> **PROMPT**:
Check every line of the entries that follow, and copy the ones containing "Sponsorship".

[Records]
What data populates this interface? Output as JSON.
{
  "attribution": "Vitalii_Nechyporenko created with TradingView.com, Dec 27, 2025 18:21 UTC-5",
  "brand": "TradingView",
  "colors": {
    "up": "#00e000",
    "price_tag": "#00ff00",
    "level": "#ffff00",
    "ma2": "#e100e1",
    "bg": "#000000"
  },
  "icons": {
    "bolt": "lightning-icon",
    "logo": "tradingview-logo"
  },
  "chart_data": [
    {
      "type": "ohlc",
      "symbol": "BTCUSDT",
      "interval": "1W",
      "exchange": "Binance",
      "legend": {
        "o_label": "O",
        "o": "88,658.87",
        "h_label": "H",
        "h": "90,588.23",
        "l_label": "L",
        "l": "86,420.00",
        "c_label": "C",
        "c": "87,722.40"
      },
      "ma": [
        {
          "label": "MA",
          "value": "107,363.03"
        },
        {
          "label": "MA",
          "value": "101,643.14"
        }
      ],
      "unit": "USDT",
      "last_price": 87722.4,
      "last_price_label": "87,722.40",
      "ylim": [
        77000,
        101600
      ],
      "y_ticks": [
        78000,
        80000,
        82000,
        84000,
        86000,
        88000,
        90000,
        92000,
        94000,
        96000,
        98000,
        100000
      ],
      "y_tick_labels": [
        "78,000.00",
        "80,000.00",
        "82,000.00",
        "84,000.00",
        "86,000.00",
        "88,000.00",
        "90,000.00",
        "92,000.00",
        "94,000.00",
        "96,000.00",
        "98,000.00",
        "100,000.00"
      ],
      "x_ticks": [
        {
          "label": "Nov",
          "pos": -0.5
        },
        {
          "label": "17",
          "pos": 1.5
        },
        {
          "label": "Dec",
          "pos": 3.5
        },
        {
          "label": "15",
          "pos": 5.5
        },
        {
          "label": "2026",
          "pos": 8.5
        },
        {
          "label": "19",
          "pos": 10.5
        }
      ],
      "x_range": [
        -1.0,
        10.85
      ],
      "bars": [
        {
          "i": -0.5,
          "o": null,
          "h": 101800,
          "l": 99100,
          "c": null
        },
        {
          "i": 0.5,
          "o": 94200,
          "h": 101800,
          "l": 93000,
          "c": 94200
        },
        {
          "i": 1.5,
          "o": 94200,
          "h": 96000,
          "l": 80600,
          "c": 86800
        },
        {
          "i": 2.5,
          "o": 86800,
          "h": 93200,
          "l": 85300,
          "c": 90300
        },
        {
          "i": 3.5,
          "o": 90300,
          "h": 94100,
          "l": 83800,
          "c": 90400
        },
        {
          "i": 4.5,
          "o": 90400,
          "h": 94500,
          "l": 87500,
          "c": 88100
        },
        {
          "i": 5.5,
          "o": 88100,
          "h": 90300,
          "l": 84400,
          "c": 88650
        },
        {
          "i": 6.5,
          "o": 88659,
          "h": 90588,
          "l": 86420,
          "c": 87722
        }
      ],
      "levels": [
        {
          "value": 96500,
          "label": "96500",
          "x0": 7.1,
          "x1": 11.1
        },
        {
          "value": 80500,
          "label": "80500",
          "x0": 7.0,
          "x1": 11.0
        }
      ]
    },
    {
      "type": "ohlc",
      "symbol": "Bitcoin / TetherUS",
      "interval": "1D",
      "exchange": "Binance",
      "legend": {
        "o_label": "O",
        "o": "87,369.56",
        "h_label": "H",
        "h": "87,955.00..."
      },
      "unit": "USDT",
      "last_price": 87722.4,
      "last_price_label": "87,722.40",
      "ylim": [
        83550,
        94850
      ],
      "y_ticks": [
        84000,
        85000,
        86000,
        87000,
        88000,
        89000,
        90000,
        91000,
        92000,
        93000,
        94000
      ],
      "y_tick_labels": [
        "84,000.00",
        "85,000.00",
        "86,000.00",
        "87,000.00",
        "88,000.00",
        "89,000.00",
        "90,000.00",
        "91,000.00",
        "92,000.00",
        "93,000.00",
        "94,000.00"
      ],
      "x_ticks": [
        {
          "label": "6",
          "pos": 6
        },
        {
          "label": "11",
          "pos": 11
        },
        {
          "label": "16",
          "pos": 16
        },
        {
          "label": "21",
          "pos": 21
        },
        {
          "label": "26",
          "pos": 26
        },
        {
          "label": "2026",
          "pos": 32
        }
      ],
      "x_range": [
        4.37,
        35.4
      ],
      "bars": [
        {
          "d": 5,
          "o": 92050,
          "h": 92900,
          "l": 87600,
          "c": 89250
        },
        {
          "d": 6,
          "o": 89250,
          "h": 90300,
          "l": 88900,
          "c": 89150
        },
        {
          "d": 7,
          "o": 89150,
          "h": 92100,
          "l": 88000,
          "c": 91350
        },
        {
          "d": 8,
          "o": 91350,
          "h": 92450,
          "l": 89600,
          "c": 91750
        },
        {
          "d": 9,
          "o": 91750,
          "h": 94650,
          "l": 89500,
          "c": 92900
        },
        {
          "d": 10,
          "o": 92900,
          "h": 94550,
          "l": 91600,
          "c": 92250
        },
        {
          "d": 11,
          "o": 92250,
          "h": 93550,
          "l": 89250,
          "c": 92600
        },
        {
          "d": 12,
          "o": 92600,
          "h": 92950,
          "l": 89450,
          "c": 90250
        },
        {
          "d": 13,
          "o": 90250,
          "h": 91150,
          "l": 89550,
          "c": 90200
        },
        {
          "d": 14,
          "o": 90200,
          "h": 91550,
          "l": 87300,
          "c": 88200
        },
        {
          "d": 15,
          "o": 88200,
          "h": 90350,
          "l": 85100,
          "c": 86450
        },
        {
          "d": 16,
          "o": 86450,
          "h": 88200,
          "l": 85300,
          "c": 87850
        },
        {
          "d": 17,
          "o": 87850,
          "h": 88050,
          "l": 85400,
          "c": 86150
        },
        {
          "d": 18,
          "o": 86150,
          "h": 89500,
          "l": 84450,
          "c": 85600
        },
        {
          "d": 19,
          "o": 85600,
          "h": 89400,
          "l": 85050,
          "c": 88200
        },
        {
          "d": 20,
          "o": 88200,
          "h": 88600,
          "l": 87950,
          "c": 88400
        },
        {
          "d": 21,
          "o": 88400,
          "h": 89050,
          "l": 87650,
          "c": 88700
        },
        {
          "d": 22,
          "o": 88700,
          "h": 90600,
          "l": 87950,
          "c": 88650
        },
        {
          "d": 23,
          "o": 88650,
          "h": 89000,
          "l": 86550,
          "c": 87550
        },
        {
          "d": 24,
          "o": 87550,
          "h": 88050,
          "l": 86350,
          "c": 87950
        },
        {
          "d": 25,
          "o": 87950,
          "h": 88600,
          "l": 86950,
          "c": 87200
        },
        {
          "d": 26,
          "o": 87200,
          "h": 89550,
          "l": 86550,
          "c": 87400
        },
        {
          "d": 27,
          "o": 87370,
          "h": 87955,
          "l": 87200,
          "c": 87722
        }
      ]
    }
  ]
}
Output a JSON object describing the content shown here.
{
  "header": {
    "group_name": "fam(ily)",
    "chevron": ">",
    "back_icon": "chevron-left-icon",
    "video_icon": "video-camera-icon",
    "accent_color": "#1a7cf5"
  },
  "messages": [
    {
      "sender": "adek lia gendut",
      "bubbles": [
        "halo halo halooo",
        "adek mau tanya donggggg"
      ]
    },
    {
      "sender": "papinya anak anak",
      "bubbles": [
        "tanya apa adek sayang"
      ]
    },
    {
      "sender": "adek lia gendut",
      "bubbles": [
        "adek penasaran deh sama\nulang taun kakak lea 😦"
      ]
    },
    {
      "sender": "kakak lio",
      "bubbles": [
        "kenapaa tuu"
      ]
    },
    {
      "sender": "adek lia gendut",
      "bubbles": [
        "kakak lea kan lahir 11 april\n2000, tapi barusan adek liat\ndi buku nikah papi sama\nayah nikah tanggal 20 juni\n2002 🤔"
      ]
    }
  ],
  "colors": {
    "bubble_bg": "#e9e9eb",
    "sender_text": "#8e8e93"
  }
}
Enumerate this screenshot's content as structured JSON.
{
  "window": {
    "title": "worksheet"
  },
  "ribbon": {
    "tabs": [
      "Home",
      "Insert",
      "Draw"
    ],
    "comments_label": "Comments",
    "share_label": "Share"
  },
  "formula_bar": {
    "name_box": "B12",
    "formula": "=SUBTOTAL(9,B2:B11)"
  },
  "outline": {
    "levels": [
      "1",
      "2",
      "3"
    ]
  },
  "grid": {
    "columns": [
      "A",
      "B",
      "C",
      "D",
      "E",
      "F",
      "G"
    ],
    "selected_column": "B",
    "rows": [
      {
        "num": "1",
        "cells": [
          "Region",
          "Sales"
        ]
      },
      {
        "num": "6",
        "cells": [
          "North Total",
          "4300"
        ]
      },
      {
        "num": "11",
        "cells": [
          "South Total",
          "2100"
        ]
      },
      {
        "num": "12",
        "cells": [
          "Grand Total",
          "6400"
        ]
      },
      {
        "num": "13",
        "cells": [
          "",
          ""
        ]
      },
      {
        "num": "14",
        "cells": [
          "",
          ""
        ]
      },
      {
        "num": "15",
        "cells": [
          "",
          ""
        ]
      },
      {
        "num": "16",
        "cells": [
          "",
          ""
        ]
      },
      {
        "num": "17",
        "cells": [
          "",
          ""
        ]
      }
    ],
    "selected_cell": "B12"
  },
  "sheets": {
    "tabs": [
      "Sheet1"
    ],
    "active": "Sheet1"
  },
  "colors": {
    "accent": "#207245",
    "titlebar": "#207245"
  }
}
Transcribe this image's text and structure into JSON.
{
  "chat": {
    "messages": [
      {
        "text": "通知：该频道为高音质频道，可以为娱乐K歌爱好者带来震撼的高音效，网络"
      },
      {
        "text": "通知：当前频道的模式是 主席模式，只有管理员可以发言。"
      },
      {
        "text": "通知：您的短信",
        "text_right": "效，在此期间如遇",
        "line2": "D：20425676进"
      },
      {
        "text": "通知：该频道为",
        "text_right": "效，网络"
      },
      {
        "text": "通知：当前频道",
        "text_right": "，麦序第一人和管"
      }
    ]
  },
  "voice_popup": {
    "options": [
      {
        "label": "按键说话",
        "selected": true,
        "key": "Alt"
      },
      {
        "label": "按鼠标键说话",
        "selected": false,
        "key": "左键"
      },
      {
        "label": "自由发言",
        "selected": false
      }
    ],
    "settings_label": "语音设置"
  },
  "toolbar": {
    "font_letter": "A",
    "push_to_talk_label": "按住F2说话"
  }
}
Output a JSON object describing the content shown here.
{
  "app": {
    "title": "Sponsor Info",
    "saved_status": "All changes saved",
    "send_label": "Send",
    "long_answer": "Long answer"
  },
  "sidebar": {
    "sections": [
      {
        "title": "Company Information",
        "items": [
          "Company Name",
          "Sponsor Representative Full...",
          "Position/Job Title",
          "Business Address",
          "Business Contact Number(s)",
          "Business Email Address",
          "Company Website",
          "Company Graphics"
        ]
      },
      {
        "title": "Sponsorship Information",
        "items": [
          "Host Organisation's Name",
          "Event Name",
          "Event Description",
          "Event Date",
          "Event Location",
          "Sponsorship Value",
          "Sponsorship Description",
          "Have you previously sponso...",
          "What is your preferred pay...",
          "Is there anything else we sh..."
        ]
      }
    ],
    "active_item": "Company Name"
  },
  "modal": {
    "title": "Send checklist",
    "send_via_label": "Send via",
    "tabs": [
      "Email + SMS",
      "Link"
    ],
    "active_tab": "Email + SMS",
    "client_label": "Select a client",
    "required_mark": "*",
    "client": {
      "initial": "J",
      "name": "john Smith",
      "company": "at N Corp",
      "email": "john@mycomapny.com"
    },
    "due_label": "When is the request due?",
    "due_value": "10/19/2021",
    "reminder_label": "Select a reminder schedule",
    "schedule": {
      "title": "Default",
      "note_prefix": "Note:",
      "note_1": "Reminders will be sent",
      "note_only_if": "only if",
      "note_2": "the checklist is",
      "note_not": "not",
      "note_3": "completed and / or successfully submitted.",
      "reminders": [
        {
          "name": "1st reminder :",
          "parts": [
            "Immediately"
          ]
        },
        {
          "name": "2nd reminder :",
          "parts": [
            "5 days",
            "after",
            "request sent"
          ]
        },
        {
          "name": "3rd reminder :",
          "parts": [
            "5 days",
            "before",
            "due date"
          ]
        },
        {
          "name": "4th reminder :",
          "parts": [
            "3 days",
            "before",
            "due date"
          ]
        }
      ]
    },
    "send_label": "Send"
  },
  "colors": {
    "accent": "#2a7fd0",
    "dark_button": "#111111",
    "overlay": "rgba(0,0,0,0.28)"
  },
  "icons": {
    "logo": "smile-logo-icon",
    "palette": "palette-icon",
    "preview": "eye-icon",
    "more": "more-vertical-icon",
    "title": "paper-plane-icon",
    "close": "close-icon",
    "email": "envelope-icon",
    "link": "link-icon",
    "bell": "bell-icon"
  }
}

> **EXPECTED OUTPUT**:
        "title": "Sponsorship Information",
          "Sponsorship Value",
          "Sponsorship Description",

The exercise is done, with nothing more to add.